Scan the entries below. List each line with "right".

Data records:
- - -
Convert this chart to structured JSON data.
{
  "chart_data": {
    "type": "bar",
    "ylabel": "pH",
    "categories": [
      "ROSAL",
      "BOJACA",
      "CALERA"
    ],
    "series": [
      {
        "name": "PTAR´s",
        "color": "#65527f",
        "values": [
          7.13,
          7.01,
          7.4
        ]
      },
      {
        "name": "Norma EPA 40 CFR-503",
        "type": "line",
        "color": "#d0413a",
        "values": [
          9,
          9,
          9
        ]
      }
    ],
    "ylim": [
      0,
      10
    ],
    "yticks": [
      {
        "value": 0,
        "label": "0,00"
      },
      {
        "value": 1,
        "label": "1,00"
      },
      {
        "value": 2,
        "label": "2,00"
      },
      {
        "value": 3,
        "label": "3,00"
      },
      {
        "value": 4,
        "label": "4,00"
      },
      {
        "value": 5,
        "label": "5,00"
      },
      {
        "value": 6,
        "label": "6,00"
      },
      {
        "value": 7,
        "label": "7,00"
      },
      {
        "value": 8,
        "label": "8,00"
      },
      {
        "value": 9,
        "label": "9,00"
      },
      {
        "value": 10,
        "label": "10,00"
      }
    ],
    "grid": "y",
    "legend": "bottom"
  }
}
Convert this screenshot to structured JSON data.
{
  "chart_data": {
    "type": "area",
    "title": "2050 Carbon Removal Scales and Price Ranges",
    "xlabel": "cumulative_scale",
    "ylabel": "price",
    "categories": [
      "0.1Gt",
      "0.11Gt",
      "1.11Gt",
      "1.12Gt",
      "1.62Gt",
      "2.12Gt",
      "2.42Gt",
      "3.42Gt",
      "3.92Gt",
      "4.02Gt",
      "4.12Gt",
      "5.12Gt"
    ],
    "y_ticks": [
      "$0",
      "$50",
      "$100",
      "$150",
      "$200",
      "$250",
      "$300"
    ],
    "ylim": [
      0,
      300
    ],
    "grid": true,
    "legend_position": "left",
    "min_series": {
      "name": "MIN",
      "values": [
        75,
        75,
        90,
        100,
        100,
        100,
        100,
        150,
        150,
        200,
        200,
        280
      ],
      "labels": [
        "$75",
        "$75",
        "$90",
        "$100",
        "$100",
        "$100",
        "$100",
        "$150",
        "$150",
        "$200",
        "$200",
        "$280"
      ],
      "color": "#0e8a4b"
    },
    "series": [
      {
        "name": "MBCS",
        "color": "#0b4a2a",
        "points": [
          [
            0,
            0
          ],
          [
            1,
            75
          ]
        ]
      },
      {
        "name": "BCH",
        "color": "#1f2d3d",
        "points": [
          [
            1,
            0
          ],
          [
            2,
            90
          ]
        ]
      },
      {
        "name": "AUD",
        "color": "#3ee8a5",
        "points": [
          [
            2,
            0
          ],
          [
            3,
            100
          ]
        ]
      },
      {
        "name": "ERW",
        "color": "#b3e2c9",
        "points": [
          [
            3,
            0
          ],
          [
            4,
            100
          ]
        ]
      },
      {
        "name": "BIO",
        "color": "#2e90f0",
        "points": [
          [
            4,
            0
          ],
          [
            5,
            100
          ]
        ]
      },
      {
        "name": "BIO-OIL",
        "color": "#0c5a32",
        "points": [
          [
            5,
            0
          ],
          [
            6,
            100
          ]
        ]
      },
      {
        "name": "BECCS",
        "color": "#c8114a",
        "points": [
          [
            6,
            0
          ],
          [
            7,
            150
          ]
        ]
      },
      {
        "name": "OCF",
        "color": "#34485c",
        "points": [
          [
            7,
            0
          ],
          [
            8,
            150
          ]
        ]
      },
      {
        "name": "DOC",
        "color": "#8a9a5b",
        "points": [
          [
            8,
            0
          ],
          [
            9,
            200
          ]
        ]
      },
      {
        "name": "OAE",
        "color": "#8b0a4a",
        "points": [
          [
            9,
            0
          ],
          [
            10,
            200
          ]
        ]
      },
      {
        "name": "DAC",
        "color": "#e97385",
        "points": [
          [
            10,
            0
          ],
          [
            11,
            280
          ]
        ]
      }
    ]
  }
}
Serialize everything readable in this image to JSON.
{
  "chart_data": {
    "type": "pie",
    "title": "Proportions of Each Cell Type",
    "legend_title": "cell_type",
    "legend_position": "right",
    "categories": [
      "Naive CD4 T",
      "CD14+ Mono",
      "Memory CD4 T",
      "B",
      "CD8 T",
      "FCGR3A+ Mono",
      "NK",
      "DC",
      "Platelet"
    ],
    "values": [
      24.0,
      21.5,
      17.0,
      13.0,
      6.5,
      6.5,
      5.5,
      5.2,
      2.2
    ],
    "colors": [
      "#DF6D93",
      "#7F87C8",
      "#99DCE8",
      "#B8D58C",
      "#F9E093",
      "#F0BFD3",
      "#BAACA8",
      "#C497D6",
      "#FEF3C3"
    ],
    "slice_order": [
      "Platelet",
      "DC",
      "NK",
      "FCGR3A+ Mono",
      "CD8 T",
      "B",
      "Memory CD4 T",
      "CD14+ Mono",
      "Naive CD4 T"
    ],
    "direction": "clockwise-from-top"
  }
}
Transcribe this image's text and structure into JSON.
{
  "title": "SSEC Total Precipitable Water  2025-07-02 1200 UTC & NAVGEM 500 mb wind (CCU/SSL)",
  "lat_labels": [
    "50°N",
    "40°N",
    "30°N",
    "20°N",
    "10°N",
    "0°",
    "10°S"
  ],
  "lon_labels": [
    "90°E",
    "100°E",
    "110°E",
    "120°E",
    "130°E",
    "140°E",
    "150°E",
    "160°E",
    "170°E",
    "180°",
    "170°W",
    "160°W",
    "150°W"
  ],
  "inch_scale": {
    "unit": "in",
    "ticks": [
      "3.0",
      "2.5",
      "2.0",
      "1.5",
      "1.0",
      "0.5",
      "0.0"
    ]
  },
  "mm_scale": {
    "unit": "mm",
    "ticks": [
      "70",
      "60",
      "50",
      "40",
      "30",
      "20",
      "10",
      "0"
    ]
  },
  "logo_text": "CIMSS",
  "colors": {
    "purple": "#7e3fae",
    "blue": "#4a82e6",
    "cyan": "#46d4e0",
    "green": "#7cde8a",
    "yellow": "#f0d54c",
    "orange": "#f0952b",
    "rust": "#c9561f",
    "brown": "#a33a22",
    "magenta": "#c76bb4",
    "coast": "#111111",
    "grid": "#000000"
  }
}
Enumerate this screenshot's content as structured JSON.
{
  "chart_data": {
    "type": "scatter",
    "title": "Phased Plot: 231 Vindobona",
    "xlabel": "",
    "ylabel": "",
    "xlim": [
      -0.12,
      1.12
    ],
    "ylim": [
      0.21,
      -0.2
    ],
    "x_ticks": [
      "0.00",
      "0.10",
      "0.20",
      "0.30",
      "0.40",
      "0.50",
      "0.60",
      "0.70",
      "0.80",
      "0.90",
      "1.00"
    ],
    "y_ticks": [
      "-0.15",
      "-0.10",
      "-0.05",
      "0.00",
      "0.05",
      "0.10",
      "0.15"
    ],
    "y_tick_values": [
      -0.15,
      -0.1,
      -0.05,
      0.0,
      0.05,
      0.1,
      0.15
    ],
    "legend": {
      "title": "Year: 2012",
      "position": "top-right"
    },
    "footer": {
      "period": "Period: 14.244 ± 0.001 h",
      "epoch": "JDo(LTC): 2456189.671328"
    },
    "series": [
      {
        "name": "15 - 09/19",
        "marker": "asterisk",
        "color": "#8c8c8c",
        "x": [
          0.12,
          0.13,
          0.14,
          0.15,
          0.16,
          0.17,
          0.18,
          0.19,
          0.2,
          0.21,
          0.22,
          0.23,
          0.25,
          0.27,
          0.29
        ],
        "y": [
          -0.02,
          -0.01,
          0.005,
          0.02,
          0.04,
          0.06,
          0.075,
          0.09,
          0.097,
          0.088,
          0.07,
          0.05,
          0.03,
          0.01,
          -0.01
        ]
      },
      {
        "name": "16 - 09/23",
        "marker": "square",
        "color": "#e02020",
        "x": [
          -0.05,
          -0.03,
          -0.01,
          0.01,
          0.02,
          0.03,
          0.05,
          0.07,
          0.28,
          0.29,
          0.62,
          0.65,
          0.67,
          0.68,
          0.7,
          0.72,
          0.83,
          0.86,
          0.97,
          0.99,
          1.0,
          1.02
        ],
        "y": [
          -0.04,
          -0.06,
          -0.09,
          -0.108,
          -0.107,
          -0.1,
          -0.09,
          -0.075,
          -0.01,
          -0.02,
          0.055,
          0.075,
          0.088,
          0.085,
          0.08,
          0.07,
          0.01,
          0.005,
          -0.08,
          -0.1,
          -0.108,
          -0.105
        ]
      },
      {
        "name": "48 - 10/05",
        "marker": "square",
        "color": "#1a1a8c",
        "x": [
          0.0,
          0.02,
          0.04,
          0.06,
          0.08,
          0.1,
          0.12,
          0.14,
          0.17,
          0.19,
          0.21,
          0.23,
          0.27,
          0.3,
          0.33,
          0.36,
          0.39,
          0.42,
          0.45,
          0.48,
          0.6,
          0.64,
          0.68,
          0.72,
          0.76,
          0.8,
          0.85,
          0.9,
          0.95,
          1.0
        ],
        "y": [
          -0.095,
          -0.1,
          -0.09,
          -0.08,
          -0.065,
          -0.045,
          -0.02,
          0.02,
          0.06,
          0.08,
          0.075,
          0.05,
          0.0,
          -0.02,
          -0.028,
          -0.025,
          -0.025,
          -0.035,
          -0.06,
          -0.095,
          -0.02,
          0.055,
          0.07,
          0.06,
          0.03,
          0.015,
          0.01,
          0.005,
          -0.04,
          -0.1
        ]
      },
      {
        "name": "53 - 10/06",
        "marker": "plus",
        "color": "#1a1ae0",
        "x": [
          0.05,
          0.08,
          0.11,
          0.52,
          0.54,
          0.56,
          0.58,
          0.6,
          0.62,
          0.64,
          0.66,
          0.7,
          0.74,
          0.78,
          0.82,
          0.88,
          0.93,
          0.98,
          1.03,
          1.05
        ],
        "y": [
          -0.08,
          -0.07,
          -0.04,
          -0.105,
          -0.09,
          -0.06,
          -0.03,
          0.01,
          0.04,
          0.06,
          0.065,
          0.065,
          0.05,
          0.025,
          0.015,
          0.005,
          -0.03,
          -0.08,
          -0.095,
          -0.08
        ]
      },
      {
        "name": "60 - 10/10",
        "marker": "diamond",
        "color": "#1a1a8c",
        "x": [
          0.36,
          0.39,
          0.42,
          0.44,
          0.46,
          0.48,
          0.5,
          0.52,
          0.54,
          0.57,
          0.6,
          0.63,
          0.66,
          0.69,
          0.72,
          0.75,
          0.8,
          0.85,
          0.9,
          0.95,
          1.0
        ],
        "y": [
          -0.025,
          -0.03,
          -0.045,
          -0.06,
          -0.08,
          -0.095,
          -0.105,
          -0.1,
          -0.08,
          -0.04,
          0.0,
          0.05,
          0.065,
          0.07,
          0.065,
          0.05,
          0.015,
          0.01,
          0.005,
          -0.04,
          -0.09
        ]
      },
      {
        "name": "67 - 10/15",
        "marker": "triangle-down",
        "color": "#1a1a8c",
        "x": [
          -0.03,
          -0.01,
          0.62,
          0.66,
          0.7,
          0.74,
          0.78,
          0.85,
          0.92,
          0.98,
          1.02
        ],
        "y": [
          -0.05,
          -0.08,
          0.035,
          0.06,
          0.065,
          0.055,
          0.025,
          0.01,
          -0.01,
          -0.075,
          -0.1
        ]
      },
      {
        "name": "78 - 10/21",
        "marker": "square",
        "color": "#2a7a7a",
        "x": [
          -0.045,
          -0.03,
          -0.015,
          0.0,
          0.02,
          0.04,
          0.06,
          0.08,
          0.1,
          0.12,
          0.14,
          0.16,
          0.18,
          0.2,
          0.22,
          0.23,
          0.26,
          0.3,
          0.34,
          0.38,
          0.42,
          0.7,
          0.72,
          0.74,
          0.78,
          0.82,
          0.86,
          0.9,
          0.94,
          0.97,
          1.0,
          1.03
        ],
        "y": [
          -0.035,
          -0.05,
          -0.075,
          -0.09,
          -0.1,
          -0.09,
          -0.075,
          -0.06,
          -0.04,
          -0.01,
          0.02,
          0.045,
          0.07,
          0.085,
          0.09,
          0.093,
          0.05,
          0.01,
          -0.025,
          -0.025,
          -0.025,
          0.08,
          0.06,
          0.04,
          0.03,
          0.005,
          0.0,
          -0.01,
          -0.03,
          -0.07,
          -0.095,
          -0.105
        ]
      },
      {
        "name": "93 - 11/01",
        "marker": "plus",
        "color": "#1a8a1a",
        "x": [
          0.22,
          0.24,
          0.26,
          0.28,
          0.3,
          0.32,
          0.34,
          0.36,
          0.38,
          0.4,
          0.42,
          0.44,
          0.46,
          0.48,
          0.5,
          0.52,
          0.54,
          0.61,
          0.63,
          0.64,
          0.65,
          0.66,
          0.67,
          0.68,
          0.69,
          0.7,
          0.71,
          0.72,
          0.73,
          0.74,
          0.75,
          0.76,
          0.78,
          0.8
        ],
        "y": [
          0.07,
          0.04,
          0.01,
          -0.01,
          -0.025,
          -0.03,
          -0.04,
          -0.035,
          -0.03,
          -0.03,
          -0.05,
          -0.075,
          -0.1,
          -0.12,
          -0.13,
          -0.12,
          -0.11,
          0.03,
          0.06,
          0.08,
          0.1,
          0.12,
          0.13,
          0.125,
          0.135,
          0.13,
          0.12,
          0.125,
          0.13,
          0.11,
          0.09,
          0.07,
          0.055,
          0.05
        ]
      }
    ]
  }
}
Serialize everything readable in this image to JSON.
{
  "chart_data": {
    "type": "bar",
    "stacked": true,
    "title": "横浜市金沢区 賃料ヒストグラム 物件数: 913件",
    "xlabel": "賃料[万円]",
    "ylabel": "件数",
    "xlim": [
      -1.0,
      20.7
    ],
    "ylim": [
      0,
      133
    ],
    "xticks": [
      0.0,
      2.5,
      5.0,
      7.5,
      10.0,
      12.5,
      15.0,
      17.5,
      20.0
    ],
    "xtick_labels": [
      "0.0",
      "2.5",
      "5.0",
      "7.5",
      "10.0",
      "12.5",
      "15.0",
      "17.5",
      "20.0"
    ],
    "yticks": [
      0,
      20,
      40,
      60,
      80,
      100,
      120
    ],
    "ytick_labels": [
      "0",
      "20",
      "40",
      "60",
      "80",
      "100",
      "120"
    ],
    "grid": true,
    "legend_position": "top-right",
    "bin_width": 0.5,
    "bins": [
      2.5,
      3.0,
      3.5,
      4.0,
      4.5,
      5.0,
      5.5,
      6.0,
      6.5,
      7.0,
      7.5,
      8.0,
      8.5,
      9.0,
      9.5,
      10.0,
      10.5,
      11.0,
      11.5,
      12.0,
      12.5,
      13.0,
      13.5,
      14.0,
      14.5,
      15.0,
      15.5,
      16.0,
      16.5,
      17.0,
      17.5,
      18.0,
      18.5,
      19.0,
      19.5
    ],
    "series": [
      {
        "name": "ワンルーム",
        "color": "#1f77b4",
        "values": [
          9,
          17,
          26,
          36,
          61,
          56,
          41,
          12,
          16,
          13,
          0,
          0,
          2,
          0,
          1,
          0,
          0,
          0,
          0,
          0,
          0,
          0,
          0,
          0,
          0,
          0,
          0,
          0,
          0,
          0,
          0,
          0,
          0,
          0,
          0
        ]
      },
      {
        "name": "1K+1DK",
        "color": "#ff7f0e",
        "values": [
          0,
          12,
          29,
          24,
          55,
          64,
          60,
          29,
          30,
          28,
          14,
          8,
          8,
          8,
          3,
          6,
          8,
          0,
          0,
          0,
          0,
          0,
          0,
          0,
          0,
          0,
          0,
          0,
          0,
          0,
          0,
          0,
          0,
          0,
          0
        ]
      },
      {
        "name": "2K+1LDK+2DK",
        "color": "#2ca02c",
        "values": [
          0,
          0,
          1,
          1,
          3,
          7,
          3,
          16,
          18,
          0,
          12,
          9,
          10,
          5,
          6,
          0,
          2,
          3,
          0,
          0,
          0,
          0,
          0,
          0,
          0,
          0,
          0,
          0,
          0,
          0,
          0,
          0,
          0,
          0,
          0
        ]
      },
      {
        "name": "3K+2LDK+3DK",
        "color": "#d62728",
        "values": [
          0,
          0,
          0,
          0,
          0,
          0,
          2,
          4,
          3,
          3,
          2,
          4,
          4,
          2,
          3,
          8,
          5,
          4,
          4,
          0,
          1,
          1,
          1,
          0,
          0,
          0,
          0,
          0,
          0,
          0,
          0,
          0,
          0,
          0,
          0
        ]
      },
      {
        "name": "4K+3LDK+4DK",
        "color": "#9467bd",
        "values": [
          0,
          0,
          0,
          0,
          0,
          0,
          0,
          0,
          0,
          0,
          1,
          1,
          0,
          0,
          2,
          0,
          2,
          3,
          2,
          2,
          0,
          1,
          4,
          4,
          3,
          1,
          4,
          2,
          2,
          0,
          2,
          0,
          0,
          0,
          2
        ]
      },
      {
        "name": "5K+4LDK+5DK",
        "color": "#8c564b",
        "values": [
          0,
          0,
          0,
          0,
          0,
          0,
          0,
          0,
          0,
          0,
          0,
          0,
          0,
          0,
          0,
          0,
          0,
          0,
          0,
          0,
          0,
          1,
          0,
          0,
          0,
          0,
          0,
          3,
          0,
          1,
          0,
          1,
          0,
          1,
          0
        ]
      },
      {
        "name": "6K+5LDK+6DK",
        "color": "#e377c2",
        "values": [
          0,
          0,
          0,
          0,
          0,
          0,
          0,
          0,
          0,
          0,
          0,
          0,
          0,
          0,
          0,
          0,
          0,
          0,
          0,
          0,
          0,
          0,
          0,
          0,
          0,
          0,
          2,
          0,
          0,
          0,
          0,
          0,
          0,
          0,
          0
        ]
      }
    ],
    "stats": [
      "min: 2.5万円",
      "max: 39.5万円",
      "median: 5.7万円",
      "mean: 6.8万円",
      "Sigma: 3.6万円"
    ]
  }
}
- - -
Task answer:
    "legend_position": "right",
      "position": "top-right"
    "legend_position": "top-right",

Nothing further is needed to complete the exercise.